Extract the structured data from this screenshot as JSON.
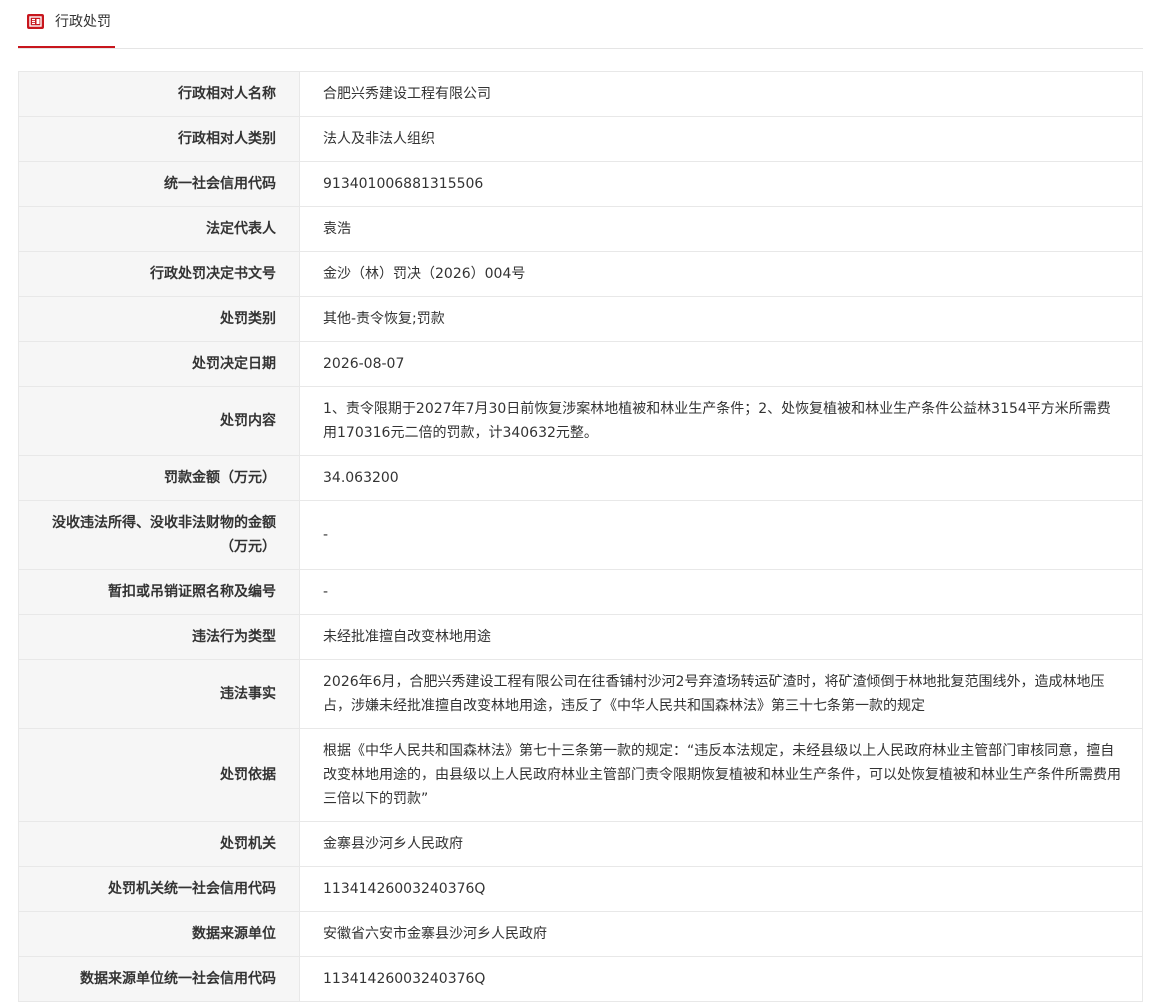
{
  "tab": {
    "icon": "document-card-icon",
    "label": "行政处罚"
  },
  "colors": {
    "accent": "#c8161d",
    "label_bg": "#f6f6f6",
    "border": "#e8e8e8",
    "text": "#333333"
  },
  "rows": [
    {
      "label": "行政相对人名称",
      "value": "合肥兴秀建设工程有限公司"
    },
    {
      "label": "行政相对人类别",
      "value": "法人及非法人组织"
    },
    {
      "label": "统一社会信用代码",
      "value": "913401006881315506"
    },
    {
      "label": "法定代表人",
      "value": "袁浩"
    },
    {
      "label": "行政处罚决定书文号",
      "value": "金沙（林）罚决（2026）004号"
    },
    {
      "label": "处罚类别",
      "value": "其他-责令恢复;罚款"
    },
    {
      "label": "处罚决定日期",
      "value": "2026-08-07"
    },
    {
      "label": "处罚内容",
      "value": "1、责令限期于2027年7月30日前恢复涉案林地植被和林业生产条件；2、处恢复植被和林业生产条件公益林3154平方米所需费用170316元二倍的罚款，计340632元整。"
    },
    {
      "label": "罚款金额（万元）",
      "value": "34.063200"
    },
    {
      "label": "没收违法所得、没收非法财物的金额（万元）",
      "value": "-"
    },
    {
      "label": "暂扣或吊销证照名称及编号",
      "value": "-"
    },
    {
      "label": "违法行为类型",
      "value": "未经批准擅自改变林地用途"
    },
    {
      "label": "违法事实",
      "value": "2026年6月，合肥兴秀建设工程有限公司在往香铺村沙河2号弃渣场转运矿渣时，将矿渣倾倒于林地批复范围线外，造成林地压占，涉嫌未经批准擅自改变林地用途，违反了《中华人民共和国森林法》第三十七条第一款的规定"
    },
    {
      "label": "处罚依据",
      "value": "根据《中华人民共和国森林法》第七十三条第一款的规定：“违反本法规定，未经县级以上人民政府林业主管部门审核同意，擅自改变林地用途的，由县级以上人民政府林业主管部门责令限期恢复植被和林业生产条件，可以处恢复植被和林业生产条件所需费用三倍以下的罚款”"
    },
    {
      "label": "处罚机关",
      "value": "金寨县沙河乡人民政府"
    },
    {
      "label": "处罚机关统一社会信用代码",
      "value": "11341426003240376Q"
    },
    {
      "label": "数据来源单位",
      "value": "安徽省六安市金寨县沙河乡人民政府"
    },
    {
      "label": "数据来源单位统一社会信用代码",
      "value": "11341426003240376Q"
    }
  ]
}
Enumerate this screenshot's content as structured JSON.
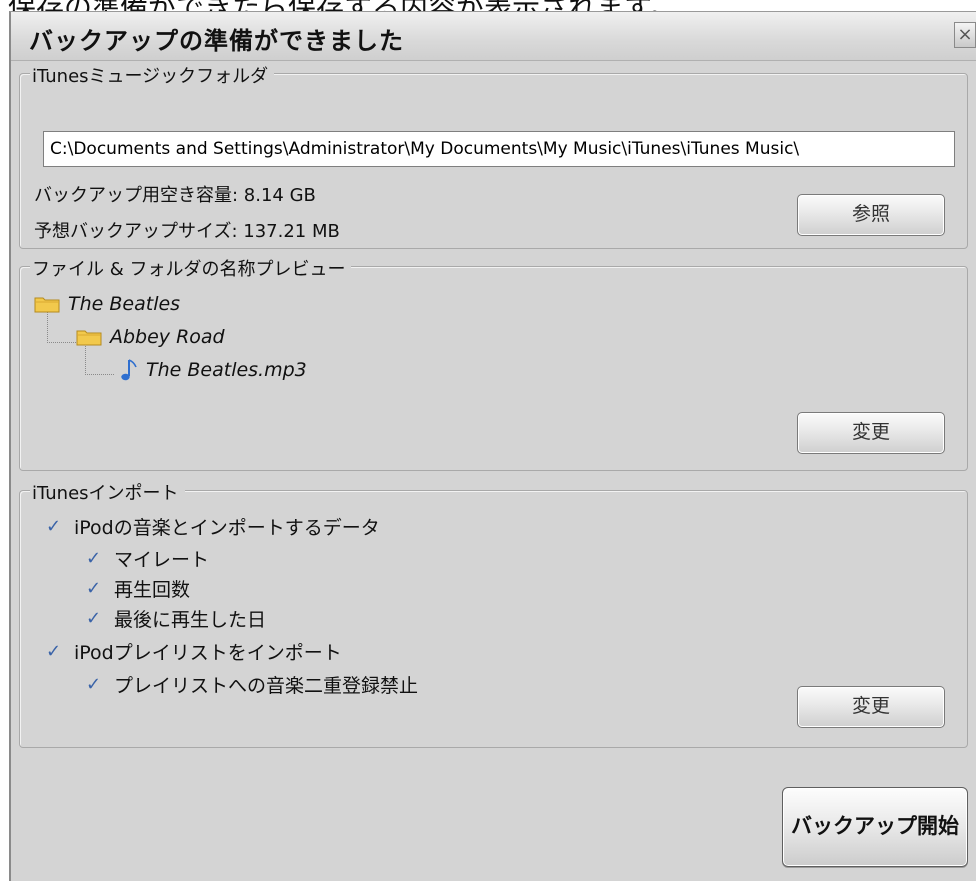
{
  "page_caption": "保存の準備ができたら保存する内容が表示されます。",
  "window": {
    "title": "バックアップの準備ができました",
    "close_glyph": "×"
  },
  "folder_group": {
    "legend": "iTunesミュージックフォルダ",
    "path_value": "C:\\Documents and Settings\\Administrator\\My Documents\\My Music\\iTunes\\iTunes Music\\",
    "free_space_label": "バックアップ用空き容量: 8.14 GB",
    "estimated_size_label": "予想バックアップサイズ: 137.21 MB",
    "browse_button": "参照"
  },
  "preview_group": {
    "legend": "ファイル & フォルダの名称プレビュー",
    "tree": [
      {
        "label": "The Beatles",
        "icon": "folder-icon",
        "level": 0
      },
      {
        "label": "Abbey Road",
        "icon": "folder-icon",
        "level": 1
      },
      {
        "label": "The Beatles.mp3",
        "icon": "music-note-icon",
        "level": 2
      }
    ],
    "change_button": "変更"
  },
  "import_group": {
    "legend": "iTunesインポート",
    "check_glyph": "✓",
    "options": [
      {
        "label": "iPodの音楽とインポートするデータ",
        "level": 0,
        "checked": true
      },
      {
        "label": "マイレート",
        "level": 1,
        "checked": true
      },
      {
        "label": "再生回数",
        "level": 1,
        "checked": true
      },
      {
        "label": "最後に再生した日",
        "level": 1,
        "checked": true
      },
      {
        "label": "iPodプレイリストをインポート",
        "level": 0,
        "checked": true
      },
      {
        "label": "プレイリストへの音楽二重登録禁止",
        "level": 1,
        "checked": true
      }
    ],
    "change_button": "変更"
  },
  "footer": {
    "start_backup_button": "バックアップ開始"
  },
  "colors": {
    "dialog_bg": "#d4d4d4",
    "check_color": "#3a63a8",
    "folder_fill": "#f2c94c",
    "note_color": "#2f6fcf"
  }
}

□ □ □ □ □ □ □

_Set exercise_
Using the listing above, show each line holding the string "Beatles".

_Full solution_
        "label": "The Beatles",
        "label": "The Beatles.mp3",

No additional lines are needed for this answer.